About this exercise: Report back every line in the data that includes the string "panel".

(Source data)

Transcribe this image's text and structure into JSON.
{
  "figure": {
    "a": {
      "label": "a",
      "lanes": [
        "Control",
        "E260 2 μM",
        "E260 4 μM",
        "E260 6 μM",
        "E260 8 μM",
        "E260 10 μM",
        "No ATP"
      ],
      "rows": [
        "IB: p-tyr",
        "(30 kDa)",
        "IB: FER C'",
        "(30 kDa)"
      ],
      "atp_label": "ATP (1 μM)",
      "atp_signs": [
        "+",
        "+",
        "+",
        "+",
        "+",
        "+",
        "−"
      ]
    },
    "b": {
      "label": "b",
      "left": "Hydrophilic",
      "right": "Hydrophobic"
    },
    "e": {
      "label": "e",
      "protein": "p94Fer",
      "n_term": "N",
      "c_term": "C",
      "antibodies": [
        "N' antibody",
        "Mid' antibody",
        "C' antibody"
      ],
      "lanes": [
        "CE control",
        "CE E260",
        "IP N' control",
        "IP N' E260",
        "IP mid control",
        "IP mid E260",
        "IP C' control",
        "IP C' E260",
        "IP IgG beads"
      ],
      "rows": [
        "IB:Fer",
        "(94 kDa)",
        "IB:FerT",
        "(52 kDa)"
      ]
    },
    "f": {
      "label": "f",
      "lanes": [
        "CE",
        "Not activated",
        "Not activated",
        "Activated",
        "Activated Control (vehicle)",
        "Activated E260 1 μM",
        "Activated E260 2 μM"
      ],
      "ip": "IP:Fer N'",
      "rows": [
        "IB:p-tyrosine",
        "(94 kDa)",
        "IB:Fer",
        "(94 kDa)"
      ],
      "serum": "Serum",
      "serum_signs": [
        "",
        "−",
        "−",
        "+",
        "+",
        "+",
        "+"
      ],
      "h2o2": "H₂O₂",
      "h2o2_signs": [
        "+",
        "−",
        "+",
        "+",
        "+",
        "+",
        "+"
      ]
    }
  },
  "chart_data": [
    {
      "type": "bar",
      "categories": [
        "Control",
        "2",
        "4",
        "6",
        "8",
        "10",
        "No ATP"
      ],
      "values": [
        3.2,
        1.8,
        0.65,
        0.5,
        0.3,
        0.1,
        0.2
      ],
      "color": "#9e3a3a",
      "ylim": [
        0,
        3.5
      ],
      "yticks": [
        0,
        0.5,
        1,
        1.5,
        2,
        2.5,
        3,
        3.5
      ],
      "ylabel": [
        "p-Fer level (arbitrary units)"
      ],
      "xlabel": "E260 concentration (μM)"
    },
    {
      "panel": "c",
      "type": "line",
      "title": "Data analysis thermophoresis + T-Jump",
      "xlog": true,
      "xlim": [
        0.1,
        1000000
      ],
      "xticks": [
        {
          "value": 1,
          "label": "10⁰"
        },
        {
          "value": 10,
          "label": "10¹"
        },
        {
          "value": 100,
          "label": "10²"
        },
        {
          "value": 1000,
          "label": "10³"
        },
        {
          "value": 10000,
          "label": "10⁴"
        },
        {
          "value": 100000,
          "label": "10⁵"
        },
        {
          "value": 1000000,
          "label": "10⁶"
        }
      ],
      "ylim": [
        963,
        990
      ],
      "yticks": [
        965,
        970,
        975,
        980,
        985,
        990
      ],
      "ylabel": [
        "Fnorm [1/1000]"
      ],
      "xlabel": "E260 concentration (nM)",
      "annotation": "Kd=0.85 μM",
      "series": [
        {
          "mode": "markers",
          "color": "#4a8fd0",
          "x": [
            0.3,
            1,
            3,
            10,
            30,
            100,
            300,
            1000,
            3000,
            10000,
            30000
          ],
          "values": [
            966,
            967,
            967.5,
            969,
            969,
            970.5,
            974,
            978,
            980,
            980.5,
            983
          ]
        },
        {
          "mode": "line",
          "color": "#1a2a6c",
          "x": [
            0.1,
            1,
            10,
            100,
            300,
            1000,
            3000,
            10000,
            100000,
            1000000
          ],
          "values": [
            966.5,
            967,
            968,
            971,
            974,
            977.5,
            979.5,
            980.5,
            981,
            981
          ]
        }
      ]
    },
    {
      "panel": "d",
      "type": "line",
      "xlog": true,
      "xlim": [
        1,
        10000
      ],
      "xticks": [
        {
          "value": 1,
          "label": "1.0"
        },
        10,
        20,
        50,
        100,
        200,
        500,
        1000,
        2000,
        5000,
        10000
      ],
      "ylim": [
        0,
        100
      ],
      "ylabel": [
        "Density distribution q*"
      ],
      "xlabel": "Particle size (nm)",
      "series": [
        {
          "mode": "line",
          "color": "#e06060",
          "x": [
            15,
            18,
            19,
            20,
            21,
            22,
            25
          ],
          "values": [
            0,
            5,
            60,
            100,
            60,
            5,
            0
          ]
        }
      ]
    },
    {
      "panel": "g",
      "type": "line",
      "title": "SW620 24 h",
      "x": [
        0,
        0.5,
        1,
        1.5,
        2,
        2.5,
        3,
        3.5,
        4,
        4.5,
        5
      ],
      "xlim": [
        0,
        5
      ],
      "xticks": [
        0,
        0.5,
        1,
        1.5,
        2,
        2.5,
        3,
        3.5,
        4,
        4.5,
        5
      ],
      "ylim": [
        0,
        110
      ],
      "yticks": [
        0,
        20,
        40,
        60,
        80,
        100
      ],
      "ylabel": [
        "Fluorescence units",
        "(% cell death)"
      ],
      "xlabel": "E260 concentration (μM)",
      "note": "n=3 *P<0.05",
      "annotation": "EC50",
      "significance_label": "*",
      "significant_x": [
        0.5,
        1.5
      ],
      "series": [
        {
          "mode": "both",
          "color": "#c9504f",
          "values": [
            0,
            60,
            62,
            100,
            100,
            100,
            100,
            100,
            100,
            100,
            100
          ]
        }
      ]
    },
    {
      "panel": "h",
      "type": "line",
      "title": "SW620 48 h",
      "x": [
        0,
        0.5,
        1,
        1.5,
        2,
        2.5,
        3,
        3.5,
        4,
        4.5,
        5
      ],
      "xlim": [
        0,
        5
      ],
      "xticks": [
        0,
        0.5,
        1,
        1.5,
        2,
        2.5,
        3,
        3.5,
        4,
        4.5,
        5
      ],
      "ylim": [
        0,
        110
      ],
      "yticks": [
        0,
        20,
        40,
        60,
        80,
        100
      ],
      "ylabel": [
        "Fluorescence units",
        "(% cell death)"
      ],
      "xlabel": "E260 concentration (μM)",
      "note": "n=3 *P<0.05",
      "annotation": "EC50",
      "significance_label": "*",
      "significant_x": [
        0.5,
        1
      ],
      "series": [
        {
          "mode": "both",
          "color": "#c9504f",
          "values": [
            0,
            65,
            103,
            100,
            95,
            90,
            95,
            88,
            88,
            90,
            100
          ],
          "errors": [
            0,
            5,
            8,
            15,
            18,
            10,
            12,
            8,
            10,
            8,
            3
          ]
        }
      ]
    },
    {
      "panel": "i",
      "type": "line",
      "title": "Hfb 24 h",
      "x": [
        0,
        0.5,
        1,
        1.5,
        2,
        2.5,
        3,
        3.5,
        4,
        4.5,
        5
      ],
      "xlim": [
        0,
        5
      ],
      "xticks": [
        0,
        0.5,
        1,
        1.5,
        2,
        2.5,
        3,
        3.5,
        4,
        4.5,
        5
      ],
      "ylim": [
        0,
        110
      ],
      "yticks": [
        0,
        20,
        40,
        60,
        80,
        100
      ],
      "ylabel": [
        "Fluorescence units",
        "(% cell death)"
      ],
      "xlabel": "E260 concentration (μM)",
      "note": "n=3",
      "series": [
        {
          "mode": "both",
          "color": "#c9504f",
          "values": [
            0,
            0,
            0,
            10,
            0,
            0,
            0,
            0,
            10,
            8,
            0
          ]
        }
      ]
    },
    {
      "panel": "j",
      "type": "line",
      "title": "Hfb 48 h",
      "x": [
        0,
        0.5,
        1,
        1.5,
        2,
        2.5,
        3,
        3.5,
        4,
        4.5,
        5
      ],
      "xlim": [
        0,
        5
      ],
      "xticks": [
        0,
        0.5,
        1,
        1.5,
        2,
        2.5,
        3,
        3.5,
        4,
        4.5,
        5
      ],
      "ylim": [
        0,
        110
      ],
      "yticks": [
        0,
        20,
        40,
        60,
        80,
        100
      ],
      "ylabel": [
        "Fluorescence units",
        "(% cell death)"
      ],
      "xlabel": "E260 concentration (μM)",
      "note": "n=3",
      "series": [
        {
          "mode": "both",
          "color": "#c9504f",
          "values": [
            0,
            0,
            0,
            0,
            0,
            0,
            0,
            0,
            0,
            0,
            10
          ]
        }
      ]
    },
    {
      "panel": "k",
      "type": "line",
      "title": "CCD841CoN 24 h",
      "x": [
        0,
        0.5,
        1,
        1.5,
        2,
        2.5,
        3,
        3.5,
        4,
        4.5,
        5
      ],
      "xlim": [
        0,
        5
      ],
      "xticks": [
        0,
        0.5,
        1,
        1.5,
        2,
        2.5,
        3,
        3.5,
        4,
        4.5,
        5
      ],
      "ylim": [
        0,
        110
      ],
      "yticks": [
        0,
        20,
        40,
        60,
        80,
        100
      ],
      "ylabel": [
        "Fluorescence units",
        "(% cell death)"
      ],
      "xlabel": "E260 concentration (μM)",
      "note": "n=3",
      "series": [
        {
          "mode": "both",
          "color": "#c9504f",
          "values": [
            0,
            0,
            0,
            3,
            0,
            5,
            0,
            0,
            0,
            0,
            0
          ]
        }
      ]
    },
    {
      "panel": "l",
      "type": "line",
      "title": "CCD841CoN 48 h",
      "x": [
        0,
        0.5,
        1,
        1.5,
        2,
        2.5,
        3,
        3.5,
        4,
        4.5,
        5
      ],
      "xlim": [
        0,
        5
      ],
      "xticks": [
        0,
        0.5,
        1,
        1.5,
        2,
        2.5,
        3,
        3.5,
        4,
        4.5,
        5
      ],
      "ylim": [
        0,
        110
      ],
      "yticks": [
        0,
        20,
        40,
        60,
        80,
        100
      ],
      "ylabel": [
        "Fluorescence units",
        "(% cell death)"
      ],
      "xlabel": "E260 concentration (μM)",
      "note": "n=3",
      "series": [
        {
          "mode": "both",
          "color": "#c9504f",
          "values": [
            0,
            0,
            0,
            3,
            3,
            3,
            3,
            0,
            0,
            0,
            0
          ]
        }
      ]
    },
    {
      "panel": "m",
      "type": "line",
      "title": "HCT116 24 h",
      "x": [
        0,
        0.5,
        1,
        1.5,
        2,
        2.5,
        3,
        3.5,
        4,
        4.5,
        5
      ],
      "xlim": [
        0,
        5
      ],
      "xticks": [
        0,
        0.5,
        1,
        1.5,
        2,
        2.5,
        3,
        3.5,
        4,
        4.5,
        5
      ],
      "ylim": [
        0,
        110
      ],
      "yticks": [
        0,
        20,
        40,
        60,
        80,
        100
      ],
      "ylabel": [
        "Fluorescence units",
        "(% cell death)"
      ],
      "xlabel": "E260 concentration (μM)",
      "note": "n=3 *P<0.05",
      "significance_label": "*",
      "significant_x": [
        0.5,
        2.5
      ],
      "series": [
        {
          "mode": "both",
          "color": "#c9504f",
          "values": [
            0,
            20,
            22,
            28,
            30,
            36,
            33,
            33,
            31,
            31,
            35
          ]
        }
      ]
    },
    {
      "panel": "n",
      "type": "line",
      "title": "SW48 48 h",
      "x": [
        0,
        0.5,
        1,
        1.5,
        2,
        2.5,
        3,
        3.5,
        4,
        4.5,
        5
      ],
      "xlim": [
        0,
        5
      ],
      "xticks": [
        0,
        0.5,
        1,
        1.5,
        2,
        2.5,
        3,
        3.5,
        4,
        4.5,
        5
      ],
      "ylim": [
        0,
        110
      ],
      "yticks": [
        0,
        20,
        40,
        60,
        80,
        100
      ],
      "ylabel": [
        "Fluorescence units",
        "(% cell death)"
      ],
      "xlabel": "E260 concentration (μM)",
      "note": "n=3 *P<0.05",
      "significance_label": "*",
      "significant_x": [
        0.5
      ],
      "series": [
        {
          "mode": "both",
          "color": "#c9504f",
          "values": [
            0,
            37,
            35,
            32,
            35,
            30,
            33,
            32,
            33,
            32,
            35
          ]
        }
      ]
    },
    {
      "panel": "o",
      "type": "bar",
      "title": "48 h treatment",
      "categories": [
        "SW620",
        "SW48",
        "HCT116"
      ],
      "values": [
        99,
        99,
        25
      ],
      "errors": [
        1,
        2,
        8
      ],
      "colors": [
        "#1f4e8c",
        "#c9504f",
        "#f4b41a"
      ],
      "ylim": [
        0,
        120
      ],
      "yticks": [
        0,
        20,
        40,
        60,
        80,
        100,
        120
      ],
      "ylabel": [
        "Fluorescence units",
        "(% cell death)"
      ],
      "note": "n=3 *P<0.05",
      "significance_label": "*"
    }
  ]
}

Completed task:
      "panel": "c",
      "panel": "d",
      "panel": "g",
      "panel": "h",
      "panel": "i",
      "panel": "j",
      "panel": "k",
      "panel": "l",
      "panel": "m",
      "panel": "n",
      "panel": "o",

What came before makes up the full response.